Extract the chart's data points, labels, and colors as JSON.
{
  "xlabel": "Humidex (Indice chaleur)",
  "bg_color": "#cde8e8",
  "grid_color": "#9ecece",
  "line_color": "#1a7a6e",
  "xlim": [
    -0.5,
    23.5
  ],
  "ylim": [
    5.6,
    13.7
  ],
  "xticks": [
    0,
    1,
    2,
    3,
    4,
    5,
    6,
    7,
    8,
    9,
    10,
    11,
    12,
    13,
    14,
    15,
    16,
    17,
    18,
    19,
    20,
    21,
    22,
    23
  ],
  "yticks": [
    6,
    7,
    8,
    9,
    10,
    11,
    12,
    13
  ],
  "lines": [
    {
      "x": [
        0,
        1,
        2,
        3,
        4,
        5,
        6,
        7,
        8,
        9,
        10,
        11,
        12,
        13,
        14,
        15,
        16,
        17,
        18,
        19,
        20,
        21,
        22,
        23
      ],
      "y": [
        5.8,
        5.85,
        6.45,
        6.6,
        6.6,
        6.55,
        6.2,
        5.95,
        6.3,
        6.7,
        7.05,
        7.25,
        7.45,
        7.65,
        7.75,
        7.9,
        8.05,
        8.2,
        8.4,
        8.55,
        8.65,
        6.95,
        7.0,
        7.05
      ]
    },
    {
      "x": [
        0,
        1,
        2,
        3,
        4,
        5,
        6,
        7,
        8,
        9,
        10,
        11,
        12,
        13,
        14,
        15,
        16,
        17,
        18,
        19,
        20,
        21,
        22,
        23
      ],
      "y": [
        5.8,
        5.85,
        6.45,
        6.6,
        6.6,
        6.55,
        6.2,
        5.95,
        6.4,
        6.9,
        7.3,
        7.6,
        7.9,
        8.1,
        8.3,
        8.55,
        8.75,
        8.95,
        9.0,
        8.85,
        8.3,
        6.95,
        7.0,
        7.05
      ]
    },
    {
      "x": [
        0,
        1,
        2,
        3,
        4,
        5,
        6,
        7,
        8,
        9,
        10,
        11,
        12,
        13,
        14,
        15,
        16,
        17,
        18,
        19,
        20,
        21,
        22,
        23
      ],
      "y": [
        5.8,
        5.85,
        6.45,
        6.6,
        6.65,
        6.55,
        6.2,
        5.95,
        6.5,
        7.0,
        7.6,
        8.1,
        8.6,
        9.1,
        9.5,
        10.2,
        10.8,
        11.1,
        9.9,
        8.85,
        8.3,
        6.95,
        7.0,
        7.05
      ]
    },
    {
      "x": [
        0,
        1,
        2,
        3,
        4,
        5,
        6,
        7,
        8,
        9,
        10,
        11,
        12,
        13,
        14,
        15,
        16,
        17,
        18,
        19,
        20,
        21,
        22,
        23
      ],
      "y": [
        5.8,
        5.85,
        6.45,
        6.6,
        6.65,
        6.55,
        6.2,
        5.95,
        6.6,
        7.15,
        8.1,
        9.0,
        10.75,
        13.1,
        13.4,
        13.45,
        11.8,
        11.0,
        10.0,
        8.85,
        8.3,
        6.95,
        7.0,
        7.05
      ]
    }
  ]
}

------------------------------------------------

Restate each of the entries above verbatim.

§ **OUTPUT FOR THIS TASK**
Extract the chart's data points, labels, and colors as JSON.
{
  "xlabel": "Humidex (Indice chaleur)",
  "bg_color": "#cde8e8",
  "grid_color": "#9ecece",
  "line_color": "#1a7a6e",
  "xlim": [
    -0.5,
    23.5
  ],
  "ylim": [
    5.6,
    13.7
  ],
  "xticks": [
    0,
    1,
    2,
    3,
    4,
    5,
    6,
    7,
    8,
    9,
    10,
    11,
    12,
    13,
    14,
    15,
    16,
    17,
    18,
    19,
    20,
    21,
    22,
    23
  ],
  "yticks": [
    6,
    7,
    8,
    9,
    10,
    11,
    12,
    13
  ],
  "lines": [
    {
      "x": [
        0,
        1,
        2,
        3,
        4,
        5,
        6,
        7,
        8,
        9,
        10,
        11,
        12,
        13,
        14,
        15,
        16,
        17,
        18,
        19,
        20,
        21,
        22,
        23
      ],
      "y": [
        5.8,
        5.85,
        6.45,
        6.6,
        6.6,
        6.55,
        6.2,
        5.95,
        6.3,
        6.7,
        7.05,
        7.25,
        7.45,
        7.65,
        7.75,
        7.9,
        8.05,
        8.2,
        8.4,
        8.55,
        8.65,
        6.95,
        7.0,
        7.05
      ]
    },
    {
      "x": [
        0,
        1,
        2,
        3,
        4,
        5,
        6,
        7,
        8,
        9,
        10,
        11,
        12,
        13,
        14,
        15,
        16,
        17,
        18,
        19,
        20,
        21,
        22,
        23
      ],
      "y": [
        5.8,
        5.85,
        6.45,
        6.6,
        6.6,
        6.55,
        6.2,
        5.95,
        6.4,
        6.9,
        7.3,
        7.6,
        7.9,
        8.1,
        8.3,
        8.55,
        8.75,
        8.95,
        9.0,
        8.85,
        8.3,
        6.95,
        7.0,
        7.05
      ]
    },
    {
      "x": [
        0,
        1,
        2,
        3,
        4,
        5,
        6,
        7,
        8,
        9,
        10,
        11,
        12,
        13,
        14,
        15,
        16,
        17,
        18,
        19,
        20,
        21,
        22,
        23
      ],
      "y": [
        5.8,
        5.85,
        6.45,
        6.6,
        6.65,
        6.55,
        6.2,
        5.95,
        6.5,
        7.0,
        7.6,
        8.1,
        8.6,
        9.1,
        9.5,
        10.2,
        10.8,
        11.1,
        9.9,
        8.85,
        8.3,
        6.95,
        7.0,
        7.05
      ]
    },
    {
      "x": [
        0,
        1,
        2,
        3,
        4,
        5,
        6,
        7,
        8,
        9,
        10,
        11,
        12,
        13,
        14,
        15,
        16,
        17,
        18,
        19,
        20,
        21,
        22,
        23
      ],
      "y": [
        5.8,
        5.85,
        6.45,
        6.6,
        6.65,
        6.55,
        6.2,
        5.95,
        6.6,
        7.15,
        8.1,
        9.0,
        10.75,
        13.1,
        13.4,
        13.45,
        11.8,
        11.0,
        10.0,
        8.85,
        8.3,
        6.95,
        7.0,
        7.05
      ]
    }
  ]
}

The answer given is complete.